# 目標
以下の資料全体を、1行を1つの文字列とするJSON配列の形に整えてください。空行は含めないでください。
##############################
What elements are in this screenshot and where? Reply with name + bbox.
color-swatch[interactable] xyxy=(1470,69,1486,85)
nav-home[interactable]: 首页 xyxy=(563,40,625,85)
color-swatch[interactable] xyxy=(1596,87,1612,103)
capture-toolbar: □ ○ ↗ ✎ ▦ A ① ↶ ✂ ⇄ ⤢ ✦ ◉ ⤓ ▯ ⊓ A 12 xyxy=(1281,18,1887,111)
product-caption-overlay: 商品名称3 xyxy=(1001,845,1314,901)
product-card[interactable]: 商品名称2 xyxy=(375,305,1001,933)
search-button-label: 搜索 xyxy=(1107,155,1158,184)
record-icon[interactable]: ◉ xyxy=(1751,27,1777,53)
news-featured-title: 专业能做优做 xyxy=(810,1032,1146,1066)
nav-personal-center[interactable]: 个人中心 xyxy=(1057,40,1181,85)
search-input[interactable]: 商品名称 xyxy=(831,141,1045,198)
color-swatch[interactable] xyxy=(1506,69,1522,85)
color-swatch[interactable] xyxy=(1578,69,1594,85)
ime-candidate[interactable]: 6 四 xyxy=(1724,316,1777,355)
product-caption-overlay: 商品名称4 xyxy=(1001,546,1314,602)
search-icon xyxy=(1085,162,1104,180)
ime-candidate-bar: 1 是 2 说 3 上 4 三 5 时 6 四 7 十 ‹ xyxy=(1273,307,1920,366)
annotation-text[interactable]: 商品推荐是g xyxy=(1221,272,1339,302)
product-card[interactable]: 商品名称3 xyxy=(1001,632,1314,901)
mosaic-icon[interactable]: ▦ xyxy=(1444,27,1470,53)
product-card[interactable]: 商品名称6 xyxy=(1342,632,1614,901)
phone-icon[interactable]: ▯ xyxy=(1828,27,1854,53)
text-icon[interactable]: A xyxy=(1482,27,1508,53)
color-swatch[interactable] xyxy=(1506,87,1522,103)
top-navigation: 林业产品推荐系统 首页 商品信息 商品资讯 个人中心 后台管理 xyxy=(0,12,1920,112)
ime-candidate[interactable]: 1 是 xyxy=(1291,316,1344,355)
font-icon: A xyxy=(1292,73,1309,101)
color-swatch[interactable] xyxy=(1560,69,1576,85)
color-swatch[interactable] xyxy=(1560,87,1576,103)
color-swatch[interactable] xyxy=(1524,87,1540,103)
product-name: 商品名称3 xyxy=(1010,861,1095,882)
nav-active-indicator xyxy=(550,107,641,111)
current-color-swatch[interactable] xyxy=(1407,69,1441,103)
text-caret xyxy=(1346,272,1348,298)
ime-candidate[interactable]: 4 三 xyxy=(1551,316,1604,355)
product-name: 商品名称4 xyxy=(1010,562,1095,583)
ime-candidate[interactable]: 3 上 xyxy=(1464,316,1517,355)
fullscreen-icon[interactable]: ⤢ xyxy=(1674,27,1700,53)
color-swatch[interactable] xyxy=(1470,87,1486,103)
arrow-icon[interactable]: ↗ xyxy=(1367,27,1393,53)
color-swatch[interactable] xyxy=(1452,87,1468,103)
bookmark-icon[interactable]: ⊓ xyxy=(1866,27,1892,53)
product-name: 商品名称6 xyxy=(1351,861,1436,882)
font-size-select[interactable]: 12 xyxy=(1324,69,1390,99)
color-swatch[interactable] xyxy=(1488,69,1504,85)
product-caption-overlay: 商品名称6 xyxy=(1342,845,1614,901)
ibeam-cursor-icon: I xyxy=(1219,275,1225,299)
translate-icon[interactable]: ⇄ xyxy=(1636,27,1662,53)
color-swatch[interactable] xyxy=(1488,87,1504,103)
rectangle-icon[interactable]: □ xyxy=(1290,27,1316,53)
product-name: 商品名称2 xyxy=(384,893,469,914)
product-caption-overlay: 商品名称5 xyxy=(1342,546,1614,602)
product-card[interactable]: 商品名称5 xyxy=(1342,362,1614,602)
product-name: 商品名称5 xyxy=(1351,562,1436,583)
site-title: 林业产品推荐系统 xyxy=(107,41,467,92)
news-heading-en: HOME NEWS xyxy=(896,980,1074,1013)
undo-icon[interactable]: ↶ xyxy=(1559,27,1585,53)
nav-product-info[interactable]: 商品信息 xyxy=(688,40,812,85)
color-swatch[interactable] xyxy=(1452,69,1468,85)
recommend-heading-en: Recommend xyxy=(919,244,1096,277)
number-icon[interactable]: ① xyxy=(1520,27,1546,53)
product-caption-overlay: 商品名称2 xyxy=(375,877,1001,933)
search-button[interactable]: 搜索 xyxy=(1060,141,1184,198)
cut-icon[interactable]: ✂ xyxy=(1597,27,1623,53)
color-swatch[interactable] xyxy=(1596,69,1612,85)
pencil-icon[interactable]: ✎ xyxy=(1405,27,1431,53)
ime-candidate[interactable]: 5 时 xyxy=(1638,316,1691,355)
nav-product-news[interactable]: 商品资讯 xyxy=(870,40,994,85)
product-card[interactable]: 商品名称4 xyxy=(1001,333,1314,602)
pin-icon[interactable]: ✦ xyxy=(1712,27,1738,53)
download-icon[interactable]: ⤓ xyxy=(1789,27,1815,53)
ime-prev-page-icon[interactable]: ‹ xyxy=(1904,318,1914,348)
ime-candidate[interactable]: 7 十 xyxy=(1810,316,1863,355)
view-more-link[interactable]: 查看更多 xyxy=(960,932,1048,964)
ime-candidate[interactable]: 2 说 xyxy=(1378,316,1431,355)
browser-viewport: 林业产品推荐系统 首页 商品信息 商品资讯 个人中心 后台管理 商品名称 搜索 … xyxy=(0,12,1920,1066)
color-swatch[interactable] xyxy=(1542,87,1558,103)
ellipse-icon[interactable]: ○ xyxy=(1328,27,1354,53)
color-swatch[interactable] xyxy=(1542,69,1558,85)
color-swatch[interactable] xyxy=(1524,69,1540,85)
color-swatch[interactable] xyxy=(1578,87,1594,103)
##############################
# 解答例
[
  "What elements are in this screenshot and where? Reply with name + bbox.",
  "color-swatch[interactable] xyxy=(1470,69,1486,85)",
  "nav-home[interactable]: 首页 xyxy=(563,40,625,85)",
  "color-swatch[interactable] xyxy=(1596,87,1612,103)",
  "capture-toolbar: □ ○ ↗ ✎ ▦ A ① ↶ ✂ ⇄ ⤢ ✦ ◉ ⤓ ▯ ⊓ A 12 xyxy=(1281,18,1887,111)",
  "product-caption-overlay: 商品名称3 xyxy=(1001,845,1314,901)",
  "product-card[interactable]: 商品名称2 xyxy=(375,305,1001,933)",
  "search-button-label: 搜索 xyxy=(1107,155,1158,184)",
  "record-icon[interactable]: ◉ xyxy=(1751,27,1777,53)",
  "news-featured-title: 专业能做优做 xyxy=(810,1032,1146,1066)",
  "nav-personal-center[interactable]: 个人中心 xyxy=(1057,40,1181,85)",
  "search-input[interactable]: 商品名称 xyxy=(831,141,1045,198)",
  "color-swatch[interactable] xyxy=(1506,69,1522,85)",
  "color-swatch[interactable] xyxy=(1578,69,1594,85)",
  "ime-candidate[interactable]: 6 四 xyxy=(1724,316,1777,355)",
  "product-caption-overlay: 商品名称4 xyxy=(1001,546,1314,602)",
  "search-icon xyxy=(1085,162,1104,180)",
  "ime-candidate-bar: 1 是 2 说 3 上 4 三 5 时 6 四 7 十 ‹ xyxy=(1273,307,1920,366)",
  "annotation-text[interactable]: 商品推荐是g xyxy=(1221,272,1339,302)",
  "product-card[interactable]: 商品名称3 xyxy=(1001,632,1314,901)",
  "mosaic-icon[interactable]: ▦ xyxy=(1444,27,1470,53)",
  "product-card[interactable]: 商品名称6 xyxy=(1342,632,1614,901)",
  "phone-icon[interactable]: ▯ xyxy=(1828,27,1854,53)",
  "text-icon[interactable]: A xyxy=(1482,27,1508,53)",
  "color-swatch[interactable] xyxy=(1506,87,1522,103)",
  "top-navigation: 林业产品推荐系统 首页 商品信息 商品资讯 个人中心 后台管理 xyxy=(0,12,1920,112)",
  "ime-candidate[interactable]: 1 是 xyxy=(1291,316,1344,355)",
  "font-icon: A xyxy=(1292,73,1309,101)",
  "color-swatch[interactable] xyxy=(1560,69,1576,85)",
  "color-swatch[interactable] xyxy=(1560,87,1576,103)",
  "color-swatch[interactable] xyxy=(1524,87,1540,103)",
  "product-name: 商品名称3 xyxy=(1010,861,1095,882)",
  "nav-active-indicator xyxy=(550,107,641,111)",
  "current-color-swatch[interactable] xyxy=(1407,69,1441,103)",
  "text-caret xyxy=(1346,272,1348,298)",
  "ime-candidate[interactable]: 4 三 xyxy=(1551,316,1604,355)",
  "product-name: 商品名称4 xyxy=(1010,562,1095,583)",
  "ime-candidate[interactable]: 3 上 xyxy=(1464,316,1517,355)",
  "fullscreen-icon[interactable]: ⤢ xyxy=(1674,27,1700,53)",
  "color-swatch[interactable] xyxy=(1470,87,1486,103)",
  "arrow-icon[interactable]: ↗ xyxy=(1367,27,1393,53)",
  "color-swatch[interactable] xyxy=(1452,87,1468,103)",
  "bookmark-icon[interactable]: ⊓ xyxy=(1866,27,1892,53)",
  "product-name: 商品名称6 xyxy=(1351,861,1436,882)",
  "font-size-select[interactable]: 12 xyxy=(1324,69,1390,99)",
  "color-swatch[interactable] xyxy=(1488,69,1504,85)",
  "product-caption-overlay: 商品名称6 xyxy=(1342,845,1614,901)",
  "ibeam-cursor-icon: I xyxy=(1219,275,1225,299)",
  "translate-icon[interactable]: ⇄ xyxy=(1636,27,1662,53)",
  "color-swatch[interactable] xyxy=(1488,87,1504,103)",
  "rectangle-icon[interactable]: □ xyxy=(1290,27,1316,53)",
  "product-name: 商品名称2 xyxy=(384,893,469,914)",
  "product-caption-overlay: 商品名称5 xyxy=(1342,546,1614,602)",
  "product-card[interactable]: 商品名称5 xyxy=(1342,362,1614,602)",
  "product-name: 商品名称5 xyxy=(1351,562,1436,583)",
  "site-title: 林业产品推荐系统 xyxy=(107,41,467,92)",
  "news-heading-en: HOME NEWS xyxy=(896,980,1074,1013)",
  "undo-icon[interactable]: ↶ xyxy=(1559,27,1585,53)",
  "nav-product-info[interactable]: 商品信息 xyxy=(688,40,812,85)",
  "color-swatch[interactable] xyxy=(1452,69,1468,85)",
  "recommend-heading-en: Recommend xyxy=(919,244,1096,277)",
  "number-icon[interactable]: ① xyxy=(1520,27,1546,53)",
  "product-caption-overlay: 商品名称2 xyxy=(375,877,1001,933)",
  "search-button[interactable]: 搜索 xyxy=(1060,141,1184,198)",
  "cut-icon[interactable]: ✂ xyxy=(1597,27,1623,53)",
  "color-swatch[interactable] xyxy=(1596,69,1612,85)",
  "pencil-icon[interactable]: ✎ xyxy=(1405,27,1431,53)",
  "ime-candidate[interactable]: 5 时 xyxy=(1638,316,1691,355)",
  "nav-product-news[interactable]: 商品资讯 xyxy=(870,40,994,85)",
  "product-card[interactable]: 商品名称4 xyxy=(1001,333,1314,602)",
  "pin-icon[interactable]: ✦ xyxy=(1712,27,1738,53)",
  "download-icon[interactable]: ⤓ xyxy=(1789,27,1815,53)",
  "ime-prev-page-icon[interactable]: ‹ xyxy=(1904,318,1914,348)",
  "ime-candidate[interactable]: 7 十 xyxy=(1810,316,1863,355)",
  "view-more-link[interactable]: 查看更多 xyxy=(960,932,1048,964)",
  "ime-candidate[interactable]: 2 说 xyxy=(1378,316,1431,355)",
  "browser-viewport: 林业产品推荐系统 首页 商品信息 商品资讯 个人中心 后台管理 商品名称 搜索 … xyxy=(0,12,1920,1066)",
  "color-swatch[interactable] xyxy=(1542,87,1558,103)",
  "ellipse-icon[interactable]: ○ xyxy=(1328,27,1354,53)",
  "color-swatch[interactable] xyxy=(1542,69,1558,85)",
  "color-swatch[interactable] xyxy=(1524,69,1540,85)",
  "color-swatch[interactable] xyxy=(1578,87,1594,103)"
]